■ **DIRECTIVE**
Your task is to write out the complete listing exactly as it is shown.

■ **DATA PROVIDED**
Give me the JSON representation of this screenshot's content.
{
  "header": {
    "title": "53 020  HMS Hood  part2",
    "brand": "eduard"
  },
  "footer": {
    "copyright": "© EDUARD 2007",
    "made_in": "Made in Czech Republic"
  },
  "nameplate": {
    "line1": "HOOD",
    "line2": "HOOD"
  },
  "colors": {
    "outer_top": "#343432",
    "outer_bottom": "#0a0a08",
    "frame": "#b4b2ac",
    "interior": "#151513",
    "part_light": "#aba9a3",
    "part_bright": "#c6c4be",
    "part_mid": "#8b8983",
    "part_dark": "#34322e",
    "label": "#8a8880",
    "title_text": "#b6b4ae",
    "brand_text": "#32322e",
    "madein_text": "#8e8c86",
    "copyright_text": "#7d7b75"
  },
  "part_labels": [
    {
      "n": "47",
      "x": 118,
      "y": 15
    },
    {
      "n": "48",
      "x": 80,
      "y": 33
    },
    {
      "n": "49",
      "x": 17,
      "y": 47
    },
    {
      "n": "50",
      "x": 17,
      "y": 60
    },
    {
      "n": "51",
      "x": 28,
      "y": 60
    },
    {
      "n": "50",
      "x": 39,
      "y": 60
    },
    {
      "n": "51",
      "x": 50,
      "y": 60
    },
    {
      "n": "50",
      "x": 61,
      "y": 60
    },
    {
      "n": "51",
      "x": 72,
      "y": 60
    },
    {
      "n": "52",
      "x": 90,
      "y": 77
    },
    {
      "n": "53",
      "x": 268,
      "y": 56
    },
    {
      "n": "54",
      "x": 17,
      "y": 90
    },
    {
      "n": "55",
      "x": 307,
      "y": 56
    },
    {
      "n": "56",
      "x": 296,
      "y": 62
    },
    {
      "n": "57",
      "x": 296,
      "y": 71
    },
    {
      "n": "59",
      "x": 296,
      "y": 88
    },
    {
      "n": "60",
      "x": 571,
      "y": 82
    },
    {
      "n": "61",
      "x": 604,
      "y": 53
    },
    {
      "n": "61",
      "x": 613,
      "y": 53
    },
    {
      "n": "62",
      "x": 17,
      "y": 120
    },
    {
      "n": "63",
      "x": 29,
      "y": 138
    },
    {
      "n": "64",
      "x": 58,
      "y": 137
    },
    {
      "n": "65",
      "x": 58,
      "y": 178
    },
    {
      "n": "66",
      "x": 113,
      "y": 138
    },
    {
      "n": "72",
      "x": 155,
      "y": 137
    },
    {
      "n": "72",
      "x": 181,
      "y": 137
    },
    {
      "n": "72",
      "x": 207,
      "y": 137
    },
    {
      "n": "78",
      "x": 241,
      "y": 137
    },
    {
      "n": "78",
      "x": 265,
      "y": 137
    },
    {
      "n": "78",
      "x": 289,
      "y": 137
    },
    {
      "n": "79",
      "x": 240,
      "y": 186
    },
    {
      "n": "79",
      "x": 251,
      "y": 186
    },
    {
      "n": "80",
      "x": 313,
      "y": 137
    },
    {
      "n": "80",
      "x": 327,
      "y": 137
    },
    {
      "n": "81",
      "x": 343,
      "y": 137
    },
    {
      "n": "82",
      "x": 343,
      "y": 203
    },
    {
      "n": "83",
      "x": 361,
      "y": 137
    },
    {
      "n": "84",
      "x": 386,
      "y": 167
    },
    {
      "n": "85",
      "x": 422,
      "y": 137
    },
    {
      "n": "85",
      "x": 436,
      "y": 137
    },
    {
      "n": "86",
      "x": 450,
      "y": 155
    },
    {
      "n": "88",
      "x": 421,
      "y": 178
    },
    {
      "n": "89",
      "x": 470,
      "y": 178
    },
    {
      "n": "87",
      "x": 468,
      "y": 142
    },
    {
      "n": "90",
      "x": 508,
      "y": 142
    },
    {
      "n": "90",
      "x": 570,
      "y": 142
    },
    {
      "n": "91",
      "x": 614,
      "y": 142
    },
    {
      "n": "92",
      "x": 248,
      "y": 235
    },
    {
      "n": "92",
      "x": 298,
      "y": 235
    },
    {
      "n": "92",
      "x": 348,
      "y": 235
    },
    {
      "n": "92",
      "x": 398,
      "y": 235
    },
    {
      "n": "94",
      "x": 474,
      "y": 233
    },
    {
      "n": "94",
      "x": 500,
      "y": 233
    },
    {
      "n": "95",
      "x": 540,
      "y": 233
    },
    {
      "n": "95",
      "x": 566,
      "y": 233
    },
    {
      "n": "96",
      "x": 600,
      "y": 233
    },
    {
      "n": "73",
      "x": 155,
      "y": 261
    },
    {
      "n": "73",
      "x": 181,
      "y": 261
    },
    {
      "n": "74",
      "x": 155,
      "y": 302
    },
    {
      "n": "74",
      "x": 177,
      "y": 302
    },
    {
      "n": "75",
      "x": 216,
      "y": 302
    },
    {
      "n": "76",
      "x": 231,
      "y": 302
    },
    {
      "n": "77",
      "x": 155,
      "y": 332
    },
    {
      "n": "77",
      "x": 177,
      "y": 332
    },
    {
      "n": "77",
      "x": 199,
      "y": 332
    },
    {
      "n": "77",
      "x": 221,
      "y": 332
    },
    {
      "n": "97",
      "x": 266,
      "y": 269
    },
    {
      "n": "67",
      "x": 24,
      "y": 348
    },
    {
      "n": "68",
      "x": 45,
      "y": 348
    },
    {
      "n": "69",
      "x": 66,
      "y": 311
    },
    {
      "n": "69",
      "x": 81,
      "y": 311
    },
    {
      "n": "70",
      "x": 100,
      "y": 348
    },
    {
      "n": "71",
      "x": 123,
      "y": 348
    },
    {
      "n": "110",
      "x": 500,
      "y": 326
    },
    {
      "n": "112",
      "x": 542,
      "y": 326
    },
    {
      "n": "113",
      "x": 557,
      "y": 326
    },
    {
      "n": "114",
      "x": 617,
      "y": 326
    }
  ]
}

■ **TASK RESPONSE**
Give me the JSON representation of this screenshot's content.
{
  "header": {
    "title": "53 020  HMS Hood  part2",
    "brand": "eduard"
  },
  "footer": {
    "copyright": "© EDUARD 2007",
    "made_in": "Made in Czech Republic"
  },
  "nameplate": {
    "line1": "HOOD",
    "line2": "HOOD"
  },
  "colors": {
    "outer_top": "#343432",
    "outer_bottom": "#0a0a08",
    "frame": "#b4b2ac",
    "interior": "#151513",
    "part_light": "#aba9a3",
    "part_bright": "#c6c4be",
    "part_mid": "#8b8983",
    "part_dark": "#34322e",
    "label": "#8a8880",
    "title_text": "#b6b4ae",
    "brand_text": "#32322e",
    "madein_text": "#8e8c86",
    "copyright_text": "#7d7b75"
  },
  "part_labels": [
    {
      "n": "47",
      "x": 118,
      "y": 15
    },
    {
      "n": "48",
      "x": 80,
      "y": 33
    },
    {
      "n": "49",
      "x": 17,
      "y": 47
    },
    {
      "n": "50",
      "x": 17,
      "y": 60
    },
    {
      "n": "51",
      "x": 28,
      "y": 60
    },
    {
      "n": "50",
      "x": 39,
      "y": 60
    },
    {
      "n": "51",
      "x": 50,
      "y": 60
    },
    {
      "n": "50",
      "x": 61,
      "y": 60
    },
    {
      "n": "51",
      "x": 72,
      "y": 60
    },
    {
      "n": "52",
      "x": 90,
      "y": 77
    },
    {
      "n": "53",
      "x": 268,
      "y": 56
    },
    {
      "n": "54",
      "x": 17,
      "y": 90
    },
    {
      "n": "55",
      "x": 307,
      "y": 56
    },
    {
      "n": "56",
      "x": 296,
      "y": 62
    },
    {
      "n": "57",
      "x": 296,
      "y": 71
    },
    {
      "n": "59",
      "x": 296,
      "y": 88
    },
    {
      "n": "60",
      "x": 571,
      "y": 82
    },
    {
      "n": "61",
      "x": 604,
      "y": 53
    },
    {
      "n": "61",
      "x": 613,
      "y": 53
    },
    {
      "n": "62",
      "x": 17,
      "y": 120
    },
    {
      "n": "63",
      "x": 29,
      "y": 138
    },
    {
      "n": "64",
      "x": 58,
      "y": 137
    },
    {
      "n": "65",
      "x": 58,
      "y": 178
    },
    {
      "n": "66",
      "x": 113,
      "y": 138
    },
    {
      "n": "72",
      "x": 155,
      "y": 137
    },
    {
      "n": "72",
      "x": 181,
      "y": 137
    },
    {
      "n": "72",
      "x": 207,
      "y": 137
    },
    {
      "n": "78",
      "x": 241,
      "y": 137
    },
    {
      "n": "78",
      "x": 265,
      "y": 137
    },
    {
      "n": "78",
      "x": 289,
      "y": 137
    },
    {
      "n": "79",
      "x": 240,
      "y": 186
    },
    {
      "n": "79",
      "x": 251,
      "y": 186
    },
    {
      "n": "80",
      "x": 313,
      "y": 137
    },
    {
      "n": "80",
      "x": 327,
      "y": 137
    },
    {
      "n": "81",
      "x": 343,
      "y": 137
    },
    {
      "n": "82",
      "x": 343,
      "y": 203
    },
    {
      "n": "83",
      "x": 361,
      "y": 137
    },
    {
      "n": "84",
      "x": 386,
      "y": 167
    },
    {
      "n": "85",
      "x": 422,
      "y": 137
    },
    {
      "n": "85",
      "x": 436,
      "y": 137
    },
    {
      "n": "86",
      "x": 450,
      "y": 155
    },
    {
      "n": "88",
      "x": 421,
      "y": 178
    },
    {
      "n": "89",
      "x": 470,
      "y": 178
    },
    {
      "n": "87",
      "x": 468,
      "y": 142
    },
    {
      "n": "90",
      "x": 508,
      "y": 142
    },
    {
      "n": "90",
      "x": 570,
      "y": 142
    },
    {
      "n": "91",
      "x": 614,
      "y": 142
    },
    {
      "n": "92",
      "x": 248,
      "y": 235
    },
    {
      "n": "92",
      "x": 298,
      "y": 235
    },
    {
      "n": "92",
      "x": 348,
      "y": 235
    },
    {
      "n": "92",
      "x": 398,
      "y": 235
    },
    {
      "n": "94",
      "x": 474,
      "y": 233
    },
    {
      "n": "94",
      "x": 500,
      "y": 233
    },
    {
      "n": "95",
      "x": 540,
      "y": 233
    },
    {
      "n": "95",
      "x": 566,
      "y": 233
    },
    {
      "n": "96",
      "x": 600,
      "y": 233
    },
    {
      "n": "73",
      "x": 155,
      "y": 261
    },
    {
      "n": "73",
      "x": 181,
      "y": 261
    },
    {
      "n": "74",
      "x": 155,
      "y": 302
    },
    {
      "n": "74",
      "x": 177,
      "y": 302
    },
    {
      "n": "75",
      "x": 216,
      "y": 302
    },
    {
      "n": "76",
      "x": 231,
      "y": 302
    },
    {
      "n": "77",
      "x": 155,
      "y": 332
    },
    {
      "n": "77",
      "x": 177,
      "y": 332
    },
    {
      "n": "77",
      "x": 199,
      "y": 332
    },
    {
      "n": "77",
      "x": 221,
      "y": 332
    },
    {
      "n": "97",
      "x": 266,
      "y": 269
    },
    {
      "n": "67",
      "x": 24,
      "y": 348
    },
    {
      "n": "68",
      "x": 45,
      "y": 348
    },
    {
      "n": "69",
      "x": 66,
      "y": 311
    },
    {
      "n": "69",
      "x": 81,
      "y": 311
    },
    {
      "n": "70",
      "x": 100,
      "y": 348
    },
    {
      "n": "71",
      "x": 123,
      "y": 348
    },
    {
      "n": "110",
      "x": 500,
      "y": 326
    },
    {
      "n": "112",
      "x": 542,
      "y": 326
    },
    {
      "n": "113",
      "x": 557,
      "y": 326
    },
    {
      "n": "114",
      "x": 617,
      "y": 326
    }
  ]
}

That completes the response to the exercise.